| Work to complete |
Return the whole listing, line for line, without the pictures in it.

|---|

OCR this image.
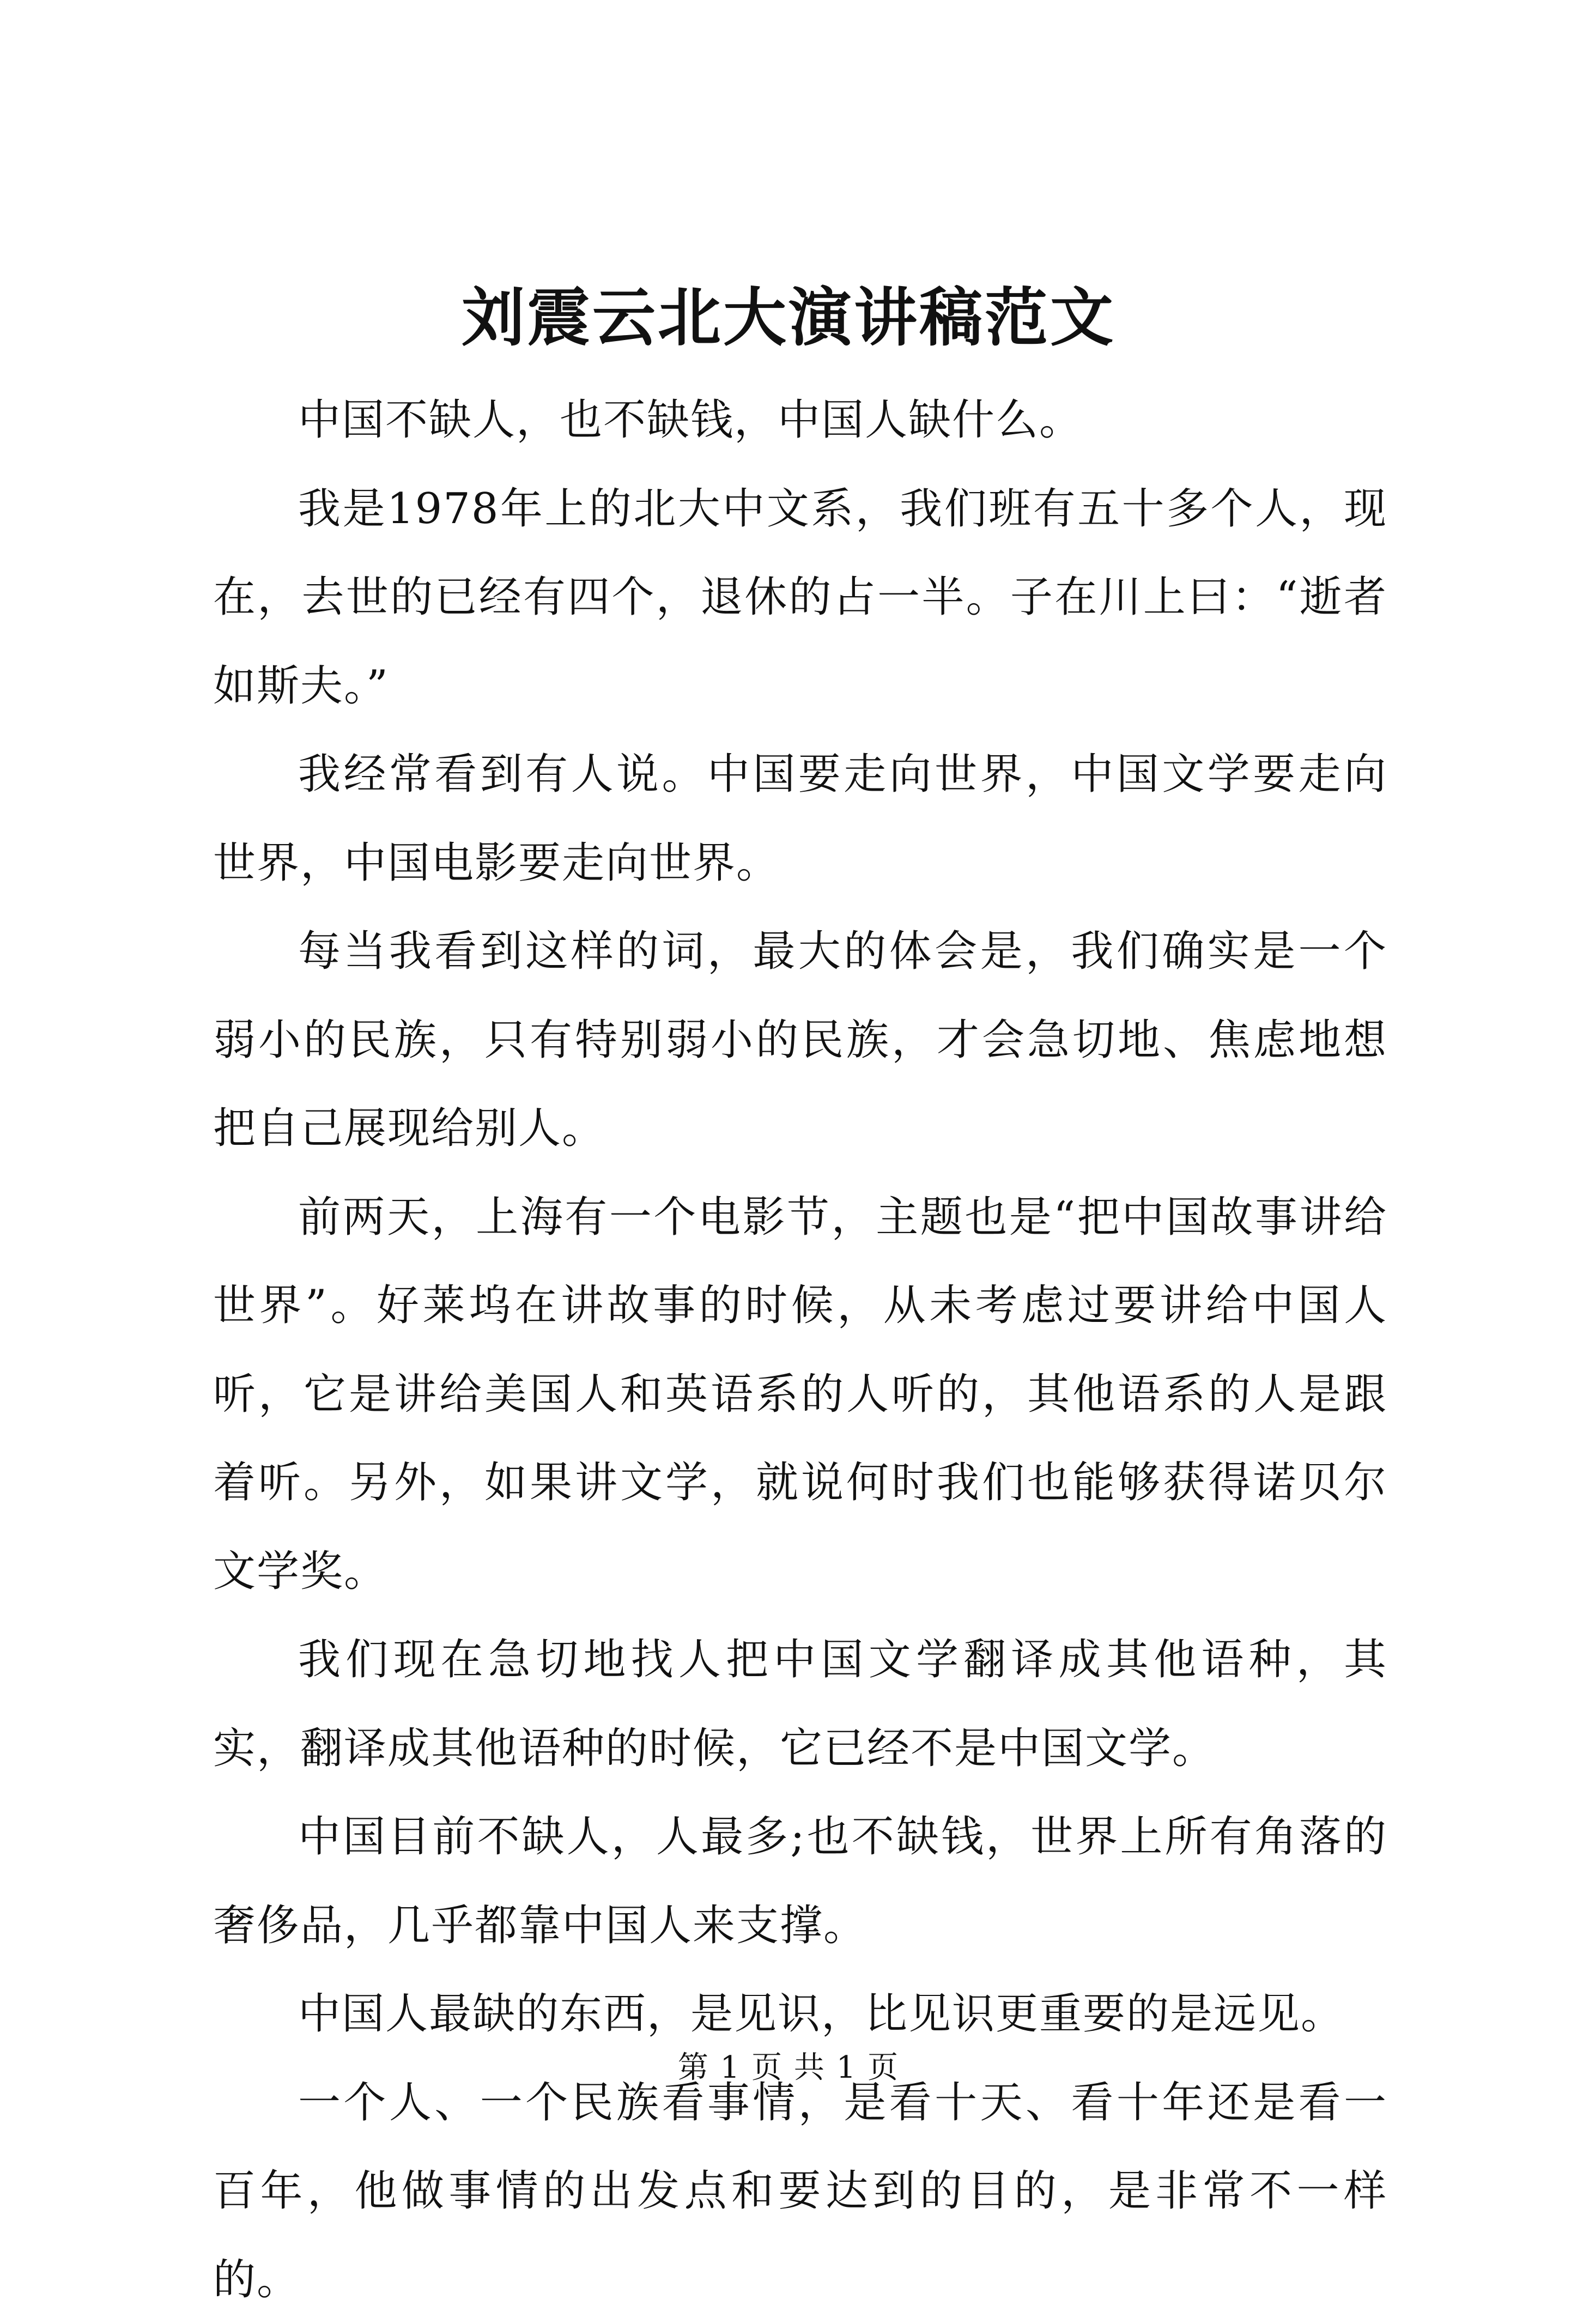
刘震云北大演讲稿范文

中国不缺人，也不缺钱，中国人缺什么。

我是1978年上的北大中文系，我们班有五十多个人，现在，去世的已经有四个，退休的占一半。子在川上曰：“逝者如斯夫。”

我经常看到有人说。中国要走向世界，中国文学要走向世界，中国电影要走向世界。

每当我看到这样的词，最大的体会是，我们确实是一个弱小的民族，只有特别弱小的民族，才会急切地、焦虑地想把自己展现给别人。

前两天，上海有一个电影节，主题也是“把中国故事讲给世界”。好莱坞在讲故事的时候，从未考虑过要讲给中国人听，它是讲给美国人和英语系的人听的，其他语系的人是跟着听。另外，如果讲文学，就说何时我们也能够获得诺贝尔文学奖。

我们现在急切地找人把中国文学翻译成其他语种，其实，翻译成其他语种的时候，它已经不是中国文学。

中国目前不缺人，人最多;也不缺钱，世界上所有角落的奢侈品，几乎都靠中国人来支撑。

中国人最缺的东西，是见识，比见识更重要的是远见。

一个人、一个民族看事情，是看十天、看十年还是看一百年，他做事情的出发点和要达到的目的，是非常不一样的。

第 1 页 共 1 页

|---|

| The answer |
OCR this image.
刘震云北大演讲稿范文

中国不缺人，也不缺钱，中国人缺什么。

我是1978年上的北大中文系，我们班有五十多个人，现在，去世的已经有四个，退休的占一半。子在川上曰：“逝者如斯夫。”

我经常看到有人说。中国要走向世界，中国文学要走向世界，中国电影要走向世界。

每当我看到这样的词，最大的体会是，我们确实是一个弱小的民族，只有特别弱小的民族，才会急切地、焦虑地想把自己展现给别人。

前两天，上海有一个电影节，主题也是“把中国故事讲给世界”。好莱坞在讲故事的时候，从未考虑过要讲给中国人听，它是讲给美国人和英语系的人听的，其他语系的人是跟着听。另外，如果讲文学，就说何时我们也能够获得诺贝尔文学奖。

我们现在急切地找人把中国文学翻译成其他语种，其实，翻译成其他语种的时候，它已经不是中国文学。

中国目前不缺人，人最多;也不缺钱，世界上所有角落的奢侈品，几乎都靠中国人来支撑。

中国人最缺的东西，是见识，比见识更重要的是远见。

一个人、一个民族看事情，是看十天、看十年还是看一百年，他做事情的出发点和要达到的目的，是非常不一样的。

第 1 页 共 1 页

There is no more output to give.